→ WHAT IS NEEDED
Pull out every line from the listing that has the word "Peuplements".

→ RECORDED DATA
— begin —

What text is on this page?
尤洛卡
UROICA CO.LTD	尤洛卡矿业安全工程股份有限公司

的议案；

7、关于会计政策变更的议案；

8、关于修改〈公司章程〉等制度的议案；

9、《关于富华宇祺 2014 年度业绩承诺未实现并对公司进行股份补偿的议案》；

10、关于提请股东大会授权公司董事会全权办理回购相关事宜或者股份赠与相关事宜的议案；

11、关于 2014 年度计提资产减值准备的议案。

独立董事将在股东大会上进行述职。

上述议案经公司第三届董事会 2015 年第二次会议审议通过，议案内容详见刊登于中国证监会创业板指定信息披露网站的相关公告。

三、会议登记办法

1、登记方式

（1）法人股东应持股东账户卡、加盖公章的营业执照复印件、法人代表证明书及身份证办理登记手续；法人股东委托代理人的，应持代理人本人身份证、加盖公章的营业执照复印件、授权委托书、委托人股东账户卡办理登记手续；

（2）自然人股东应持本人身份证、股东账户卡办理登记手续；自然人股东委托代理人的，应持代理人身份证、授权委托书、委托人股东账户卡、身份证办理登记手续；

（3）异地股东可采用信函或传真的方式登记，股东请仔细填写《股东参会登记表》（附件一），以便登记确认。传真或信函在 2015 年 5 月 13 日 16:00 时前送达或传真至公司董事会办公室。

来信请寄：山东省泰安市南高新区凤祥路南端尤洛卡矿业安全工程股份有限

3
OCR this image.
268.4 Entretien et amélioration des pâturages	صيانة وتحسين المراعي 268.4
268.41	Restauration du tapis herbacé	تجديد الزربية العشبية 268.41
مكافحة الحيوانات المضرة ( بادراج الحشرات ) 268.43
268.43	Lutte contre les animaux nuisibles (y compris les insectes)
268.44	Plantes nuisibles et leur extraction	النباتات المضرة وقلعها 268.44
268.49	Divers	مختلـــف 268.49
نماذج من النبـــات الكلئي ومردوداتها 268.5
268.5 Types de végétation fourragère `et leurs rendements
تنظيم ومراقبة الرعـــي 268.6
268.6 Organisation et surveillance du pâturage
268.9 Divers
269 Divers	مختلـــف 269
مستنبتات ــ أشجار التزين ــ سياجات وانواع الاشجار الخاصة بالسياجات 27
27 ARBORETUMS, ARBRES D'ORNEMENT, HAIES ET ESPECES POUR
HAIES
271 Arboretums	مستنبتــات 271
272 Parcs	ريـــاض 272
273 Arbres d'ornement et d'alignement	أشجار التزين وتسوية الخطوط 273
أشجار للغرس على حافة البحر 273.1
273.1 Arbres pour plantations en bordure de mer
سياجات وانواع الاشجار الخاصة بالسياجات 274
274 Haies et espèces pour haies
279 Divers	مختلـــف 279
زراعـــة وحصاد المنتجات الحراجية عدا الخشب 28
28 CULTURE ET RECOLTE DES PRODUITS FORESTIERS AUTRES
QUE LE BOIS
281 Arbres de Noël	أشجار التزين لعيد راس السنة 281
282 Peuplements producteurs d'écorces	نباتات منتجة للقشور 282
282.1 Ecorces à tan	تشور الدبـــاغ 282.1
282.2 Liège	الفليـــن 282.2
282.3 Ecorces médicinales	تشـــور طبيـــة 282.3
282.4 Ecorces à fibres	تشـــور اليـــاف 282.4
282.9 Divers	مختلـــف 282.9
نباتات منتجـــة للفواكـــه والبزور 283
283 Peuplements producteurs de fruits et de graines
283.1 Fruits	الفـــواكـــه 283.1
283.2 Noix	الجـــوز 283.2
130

— end —

→ OUTPUT FOR THIS TASK
282 Peuplements producteurs d'écorces	نباتات منتجة للقشور 282
283 Peuplements producteurs de fruits et de graines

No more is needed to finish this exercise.